◆ Task directions
Single out each line with the word "Commercio" and copy it.

▬▬▬▬▬▬

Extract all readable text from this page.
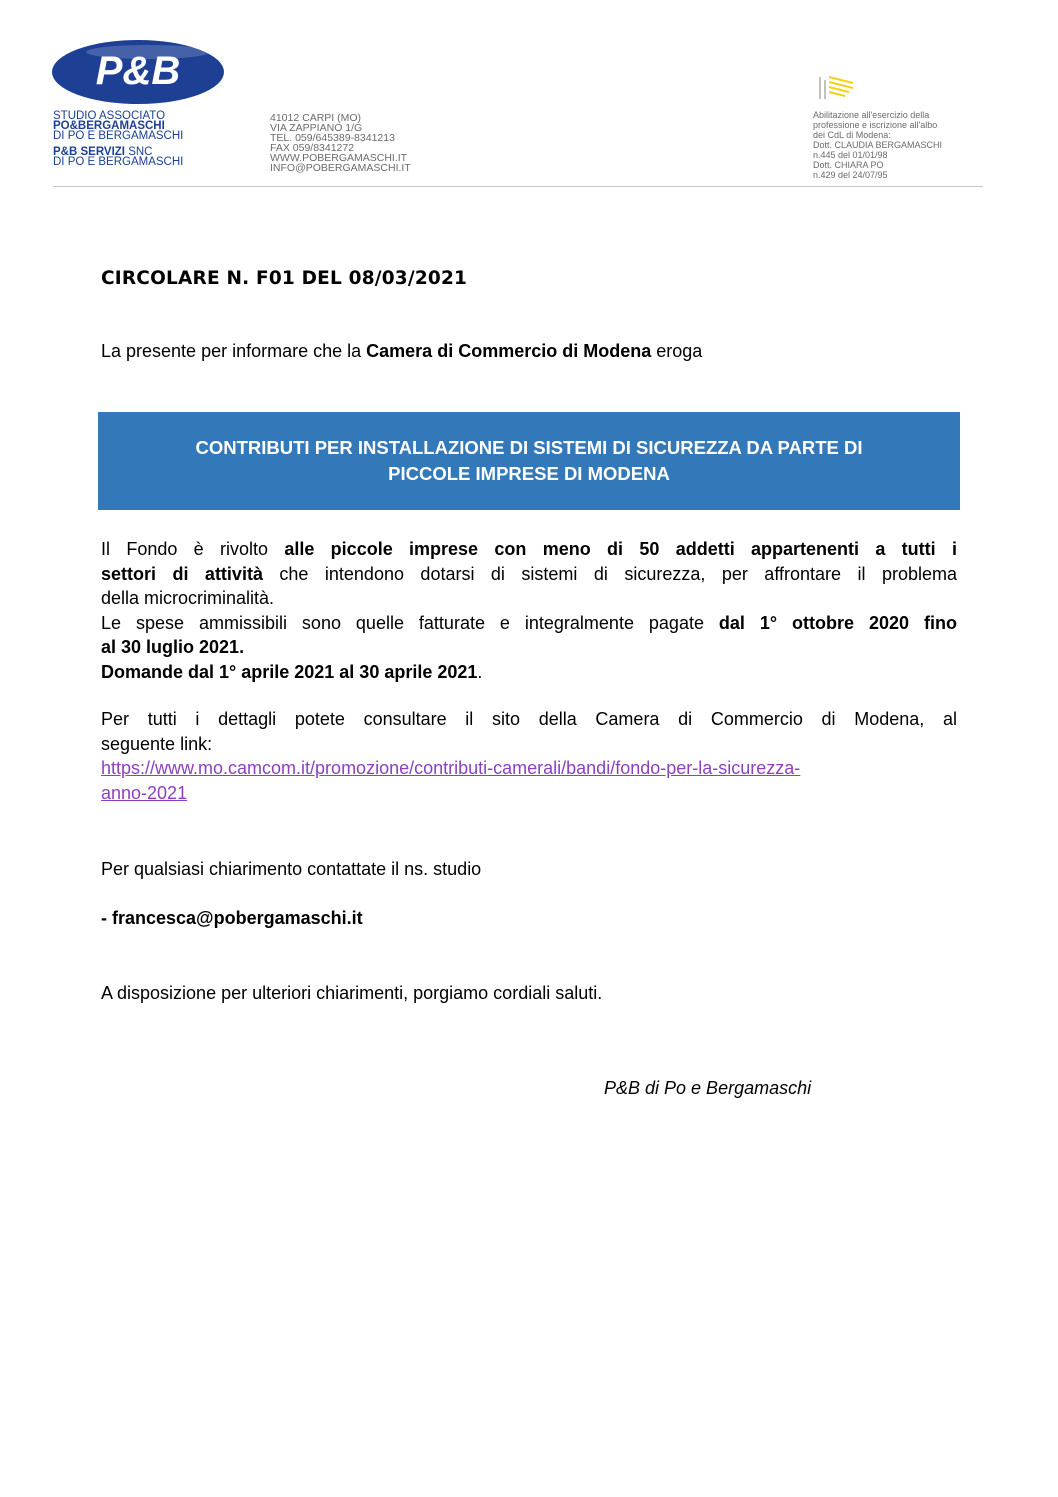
P&B
STUDIO ASSOCIATO
PO&BERGAMASCHI
DI PO E BERGAMASCHI
P&B SERVIZI SNC
DI PO E BERGAMASCHI
41012 CARPI (MO)
VIA ZAPPIANO 1/G
TEL. 059/645389-8341213
FAX 059/8341272
WWW.POBERGAMASCHI.IT
INFO@POBERGAMASCHI.IT
Abilitazione all'esercizio della
professione e iscrizione all'albo
dei CdL di Modena:
Dott. CLAUDIA BERGAMASCHI
n.445 del 01/01/98
Dott. CHIARA PO
n.429 del 24/07/95
CIRCOLARE N. F01 DEL 08/03/2021
La presente per informare che la Camera di Commercio di Modena eroga
CONTRIBUTI PER INSTALLAZIONE DI SISTEMI DI SICUREZZA DA PARTE DI
PICCOLE IMPRESE DI MODENA
Il Fondo è rivolto alle piccole imprese con meno di 50 addetti appartenenti a tutti i
settori di attività che intendono dotarsi di sistemi di sicurezza, per affrontare il problema
della microcriminalità.
Le spese ammissibili sono quelle fatturate e integralmente pagate dal 1° ottobre 2020 fino
al 30 luglio 2021.
Domande dal 1° aprile 2021 al 30 aprile 2021.
Per tutti i dettagli potete consultare il sito della Camera di Commercio di Modena, al
seguente link:
https://www.mo.camcom.it/promozione/contributi-camerali/bandi/fondo-per-la-sicurezza-
anno-2021
Per qualsiasi chiarimento contattate il ns. studio
- francesca@pobergamaschi.it
A disposizione per ulteriori chiarimenti, porgiamo cordiali saluti.
P&B di Po e Bergamaschi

▬▬▬▬▬▬

◆ Reply to the task
La presente per informare che la Camera di Commercio di Modena eroga
Per tutti i dettagli potete consultare il sito della Camera di Commercio di Modena, al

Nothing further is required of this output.